• _Exercise instructions_: Each line of the listing must be transcribed exactly, except for the images, which should be excluded.

• _Source data_:
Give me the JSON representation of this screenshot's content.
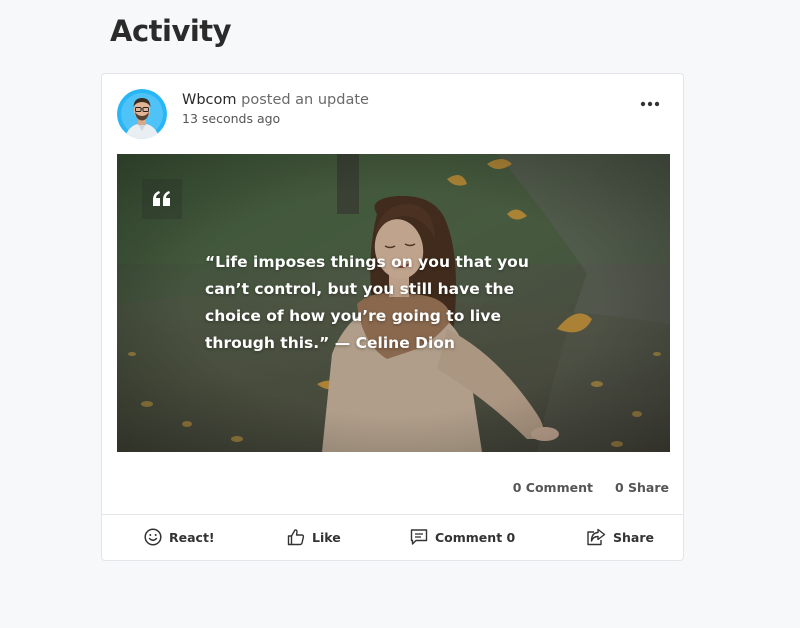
{
  "page": {
    "title": "Activity"
  },
  "post": {
    "author": "Wbcom",
    "action": "posted an update",
    "timestamp": "13 seconds ago",
    "quote": "“Life imposes things on you that you can’t control, but you still have the choice of how you’re going to live through this.” — Celine Dion",
    "quote_icon": "quote-icon",
    "more_icon": "ellipsis-icon",
    "counts": {
      "comments": "0 Comment",
      "shares": "0 Share"
    },
    "actions": {
      "react": {
        "label": "React!",
        "icon": "smile-icon"
      },
      "like": {
        "label": "Like",
        "icon": "thumbs-up-icon"
      },
      "comment": {
        "label": "Comment 0",
        "icon": "comment-icon"
      },
      "share": {
        "label": "Share",
        "icon": "share-icon"
      }
    }
  },
  "colors": {
    "background": "#f7f8fa",
    "card": "#ffffff",
    "border": "#e3e5e8",
    "avatar_ring": "#29b6f6",
    "text": "#2a2a2a"
  }
}
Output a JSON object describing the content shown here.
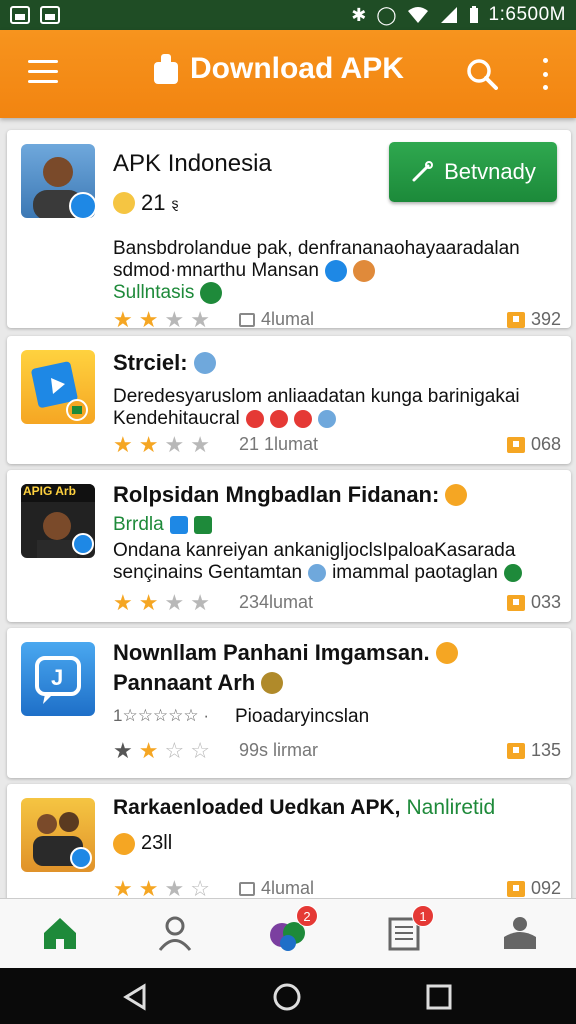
{
  "status_bar": {
    "time": "1:6500M",
    "icons": [
      "photo-icon",
      "image-icon",
      "bluetooth-icon",
      "alarm-icon",
      "wifi-icon",
      "signal-icon",
      "battery-icon"
    ]
  },
  "app_bar": {
    "title": "Download APK",
    "colors": {
      "background": "#f28410",
      "foreground": "#ffffff"
    }
  },
  "apps": [
    {
      "title": "APK Indonesia",
      "meta": "21",
      "meta_suffix": "ȿ",
      "description": "Bansbdrolandue pak, denfrananaohayaaradalan",
      "description2": "sdmod·mnarthu Mansan",
      "tag": "Sullntasis",
      "stars": 2,
      "reviews": "4lumal",
      "downloads": "392",
      "install_label": "Betvnady"
    },
    {
      "title": "Strciel:",
      "description": "Deredesyaruslom anliaadatan kunga barinigakai",
      "description2": "Kendehitaucral",
      "stars": 2,
      "reviews": "21 1lumat",
      "downloads": "068"
    },
    {
      "title": "Rolpsidan Mngbadlan Fidanan:",
      "icon_caption": "APIG Arb",
      "tag": "Brrdla",
      "description": "Ondana kanreiyan ankanigljoclsIpaloaKasarada",
      "description2": "sençinains Gentamtan",
      "description3": "imammal paotaglan",
      "stars": 2,
      "reviews": "234lumat",
      "downloads": "033"
    },
    {
      "title": "Nownllam Panhani Imgamsan.",
      "title2": "Pannaant Arh",
      "rating_text": "1☆☆☆☆☆ ·",
      "subtitle": "Pioadaryincslan",
      "stars": 1.5,
      "reviews": "99s lirmar",
      "downloads": "135"
    },
    {
      "title": "Rarkaenloaded Uedkan APK,",
      "title_tag": "Nanliretid",
      "meta": "23ll",
      "stars": 2,
      "reviews": "4lumal",
      "downloads": "092"
    }
  ],
  "bottom_nav": {
    "items": [
      {
        "name": "home",
        "badge": ""
      },
      {
        "name": "profile",
        "badge": ""
      },
      {
        "name": "chat",
        "badge": "2"
      },
      {
        "name": "news",
        "badge": "1"
      },
      {
        "name": "account",
        "badge": ""
      }
    ]
  },
  "colors": {
    "accent_orange": "#f28410",
    "install_green": "#1c8a3a",
    "star": "#f5a623",
    "badge_red": "#e53935"
  }
}
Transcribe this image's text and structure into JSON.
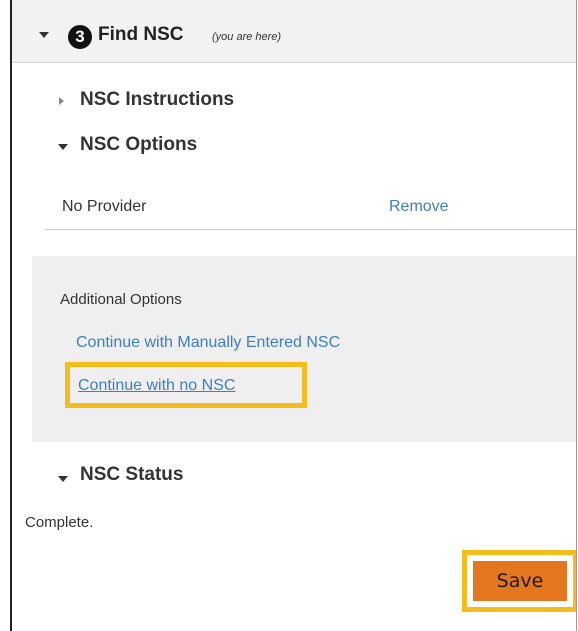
{
  "header": {
    "step_number": "3",
    "title": "Find NSC",
    "note": "(you are here)"
  },
  "sections": {
    "instructions_label": "NSC Instructions",
    "options_label": "NSC Options",
    "status_label": "NSC Status"
  },
  "provider": {
    "name": "No Provider",
    "remove_label": "Remove"
  },
  "additional_options": {
    "heading": "Additional Options",
    "manual_link": "Continue with Manually Entered NSC",
    "no_nsc_link": "Continue with no NSC"
  },
  "status": {
    "text": "Complete."
  },
  "actions": {
    "save_label": "Save"
  },
  "colors": {
    "link": "#3d7fc0",
    "highlight": "#f5bd1a",
    "save_button": "#e3761f"
  }
}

• _Expected answer_:
Give me the JSON representation of this screenshot's content.
{
  "page": {
    "title": "Activity"
  },
  "post": {
    "author": "Wbcom",
    "action": "posted an update",
    "timestamp": "13 seconds ago",
    "quote": "“Life imposes things on you that you can’t control, but you still have the choice of how you’re going to live through this.” — Celine Dion",
    "quote_icon": "quote-icon",
    "more_icon": "ellipsis-icon",
    "counts": {
      "comments": "0 Comment",
      "shares": "0 Share"
    },
    "actions": {
      "react": {
        "label": "React!",
        "icon": "smile-icon"
      },
      "like": {
        "label": "Like",
        "icon": "thumbs-up-icon"
      },
      "comment": {
        "label": "Comment 0",
        "icon": "comment-icon"
      },
      "share": {
        "label": "Share",
        "icon": "share-icon"
      }
    }
  },
  "colors": {
    "background": "#f7f8fa",
    "card": "#ffffff",
    "border": "#e3e5e8",
    "avatar_ring": "#29b6f6",
    "text": "#2a2a2a"
  }
}
Output a JSON object describing the content shown here.
{
  "status_bar": {
    "time": "1:6500M",
    "icons": [
      "photo-icon",
      "image-icon",
      "bluetooth-icon",
      "alarm-icon",
      "wifi-icon",
      "signal-icon",
      "battery-icon"
    ]
  },
  "app_bar": {
    "title": "Download APK",
    "colors": {
      "background": "#f28410",
      "foreground": "#ffffff"
    }
  },
  "apps": [
    {
      "title": "APK Indonesia",
      "meta": "21",
      "meta_suffix": "ȿ",
      "description": "Bansbdrolandue pak, denfrananaohayaaradalan",
      "description2": "sdmod·mnarthu Mansan",
      "tag": "Sullntasis",
      "stars": 2,
      "reviews": "4lumal",
      "downloads": "392",
      "install_label": "Betvnady"
    },
    {
      "title": "Strciel:",
      "description": "Deredesyaruslom anliaadatan kunga barinigakai",
      "description2": "Kendehitaucral",
      "stars": 2,
      "reviews": "21 1lumat",
      "downloads": "068"
    },
    {
      "title": "Rolpsidan Mngbadlan Fidanan:",
      "icon_caption": "APIG Arb",
      "tag": "Brrdla",
      "description": "Ondana kanreiyan ankanigljoclsIpaloaKasarada",
      "description2": "sençinains Gentamtan",
      "description3": "imammal paotaglan",
      "stars": 2,
      "reviews": "234lumat",
      "downloads": "033"
    },
    {
      "title": "Nownllam Panhani Imgamsan.",
      "title2": "Pannaant Arh",
      "rating_text": "1☆☆☆☆☆ ·",
      "subtitle": "Pioadaryincslan",
      "stars": 1.5,
      "reviews": "99s lirmar",
      "downloads": "135"
    },
    {
      "title": "Rarkaenloaded Uedkan APK,",
      "title_tag": "Nanliretid",
      "meta": "23ll",
      "stars": 2,
      "reviews": "4lumal",
      "downloads": "092"
    }
  ],
  "bottom_nav": {
    "items": [
      {
        "name": "home",
        "badge": ""
      },
      {
        "name": "profile",
        "badge": ""
      },
      {
        "name": "chat",
        "badge": "2"
      },
      {
        "name": "news",
        "badge": "1"
      },
      {
        "name": "account",
        "badge": ""
      }
    ]
  },
  "colors": {
    "accent_orange": "#f28410",
    "install_green": "#1c8a3a",
    "star": "#f5a623",
    "badge_red": "#e53935"
  }
}
Transcribe this image's text and structure into JSON.
{
  "header": {
    "step_number": "3",
    "title": "Find NSC",
    "note": "(you are here)"
  },
  "sections": {
    "instructions_label": "NSC Instructions",
    "options_label": "NSC Options",
    "status_label": "NSC Status"
  },
  "provider": {
    "name": "No Provider",
    "remove_label": "Remove"
  },
  "additional_options": {
    "heading": "Additional Options",
    "manual_link": "Continue with Manually Entered NSC",
    "no_nsc_link": "Continue with no NSC"
  },
  "status": {
    "text": "Complete."
  },
  "actions": {
    "save_label": "Save"
  },
  "colors": {
    "link": "#3d7fc0",
    "highlight": "#f5bd1a",
    "save_button": "#e3761f"
  }
}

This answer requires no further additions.